> _GIVEN PASSAGE_
^^^^^^^^

Sequence - (8)
11. Irrisores Elisaei
dum conscendit domum Dei,
zelum calvi sentiunt.
David arrepticius,
hircus emissarius
et passer effugiunt.
'Those who jeer at Elisha when he goes up to the house of God, feel the zeal
of the bald man.'
The reference is to II Kings 2:23-24:
'He went up from there to Bethel; and while he was going on the way, some
small boys came out of the city and jeered at him, saying, "Go up, you
baldhead! Go up, you baldhead!" [or, no doubt, words to that effect]. And
he turned around, and when he saw them, he cursed them in the name of the
Lord. And two she-bears came out of the woods and tore forty-two of the boys.'
It would be unseemly to digress about the pernicious effects of my own
cursing. There is no doubt where the story comes from; what is not so
obvious is why it should prefigure the Resurrection. Perhaps some Gentle
Punters have information about this?

^^^^^^^^

> _GIVEN ENTRIES_

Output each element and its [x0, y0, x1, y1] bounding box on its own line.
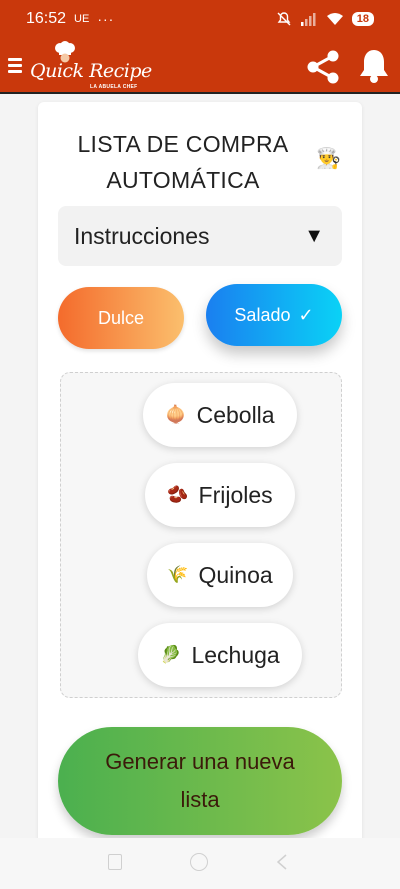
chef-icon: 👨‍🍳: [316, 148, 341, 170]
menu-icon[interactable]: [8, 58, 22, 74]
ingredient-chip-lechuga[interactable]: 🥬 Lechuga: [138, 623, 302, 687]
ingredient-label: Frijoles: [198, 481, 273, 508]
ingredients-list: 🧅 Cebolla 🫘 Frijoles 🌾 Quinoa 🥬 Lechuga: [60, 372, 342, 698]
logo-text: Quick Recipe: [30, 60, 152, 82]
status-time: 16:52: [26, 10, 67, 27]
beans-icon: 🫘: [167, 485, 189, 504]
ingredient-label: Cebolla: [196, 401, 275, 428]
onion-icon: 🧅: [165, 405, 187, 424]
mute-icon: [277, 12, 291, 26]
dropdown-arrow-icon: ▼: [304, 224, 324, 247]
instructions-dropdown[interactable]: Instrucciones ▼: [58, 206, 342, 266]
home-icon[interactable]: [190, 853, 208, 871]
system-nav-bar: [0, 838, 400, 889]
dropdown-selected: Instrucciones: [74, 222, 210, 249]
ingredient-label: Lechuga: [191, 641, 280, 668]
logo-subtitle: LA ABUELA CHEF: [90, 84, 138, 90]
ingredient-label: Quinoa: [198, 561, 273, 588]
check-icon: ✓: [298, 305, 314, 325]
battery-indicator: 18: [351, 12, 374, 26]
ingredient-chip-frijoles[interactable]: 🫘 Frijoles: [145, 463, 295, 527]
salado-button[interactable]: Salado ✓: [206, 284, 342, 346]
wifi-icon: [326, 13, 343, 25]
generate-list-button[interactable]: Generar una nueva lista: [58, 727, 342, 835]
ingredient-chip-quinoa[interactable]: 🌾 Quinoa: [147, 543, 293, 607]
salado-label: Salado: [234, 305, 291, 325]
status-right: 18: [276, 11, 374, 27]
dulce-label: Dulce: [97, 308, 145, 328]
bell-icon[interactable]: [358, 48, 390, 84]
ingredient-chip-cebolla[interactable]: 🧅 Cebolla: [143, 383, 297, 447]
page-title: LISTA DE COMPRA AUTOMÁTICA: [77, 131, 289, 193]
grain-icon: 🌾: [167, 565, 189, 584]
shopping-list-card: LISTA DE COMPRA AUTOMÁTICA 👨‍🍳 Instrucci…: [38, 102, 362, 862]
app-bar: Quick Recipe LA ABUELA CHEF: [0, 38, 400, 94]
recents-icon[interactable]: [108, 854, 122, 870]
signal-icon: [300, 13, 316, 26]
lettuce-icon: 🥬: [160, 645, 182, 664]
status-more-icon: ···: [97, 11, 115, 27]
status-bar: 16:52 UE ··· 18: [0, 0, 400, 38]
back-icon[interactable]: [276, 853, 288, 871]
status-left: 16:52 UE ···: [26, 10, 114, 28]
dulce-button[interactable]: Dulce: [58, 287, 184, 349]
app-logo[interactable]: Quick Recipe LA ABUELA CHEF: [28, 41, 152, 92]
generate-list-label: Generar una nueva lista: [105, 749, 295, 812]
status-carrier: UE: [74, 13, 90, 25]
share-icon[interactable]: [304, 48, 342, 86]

^^^^^^^^

> _DIRECTIONS_
Extend the commentary on the Elisha stanza of the Latin sequence above, starting right after its last sentence.

> _FINAL RESULT_
arrepticius in this context means 'inspired' David is regarded as the
author of the Psalms, which are regarded as inspired prophecy. The Psalms
are very often thought of as speaking in the person of Christ; the
reference to the sparrow, two lines later, speaks typologically of the
Resurrection.
hircus emissarius, 'the goat sent out' is the scapegoat of Leviticus 16:20-28.
16:22 Cumque portaverit hircus omnes iniquitates eorum in terram solitariam,
et dimissus fuerit in deserto, revertetur Aaron in tabernaculum testamonii . . .
16:26 Ille vero, qui dimiserit caprum emissarium, lavabit vestimenta sua . . .
'And when the goat has carried all their iniquities into a solitary country,
and it has been sent out into the wilderness, let Aaron return to the
tabernacle of the covenant . . .'
'And he who has sent out the scapegoat shall wash his vestments . . .'
The identification with Christ is made easier by the 'Suffering Servant'
passage in Isaiah 53:
53:4 Et dolores nostros ipse portavit
'And he himself has borne our sorrows'
'passer', the sparrow, is from Psalm 101(102):8,
'Vigilavi, et factus sum sicut passer solitarius in tecto'
'I have watched, and become as a lonely sparrow on the roof'
And what, you may say, does that have to do with Christ's resurrection? I
have to hand J.M. Neale's Commentary on the Psalms, which is a compilation
of patristic and medieval commentaries - a sort of latter-day Glossa
Ordinaria. He comments on Psalm 102 in the BCP version:
6. I am become like a pelican in the wilderness: and like an owl that is
in the desert.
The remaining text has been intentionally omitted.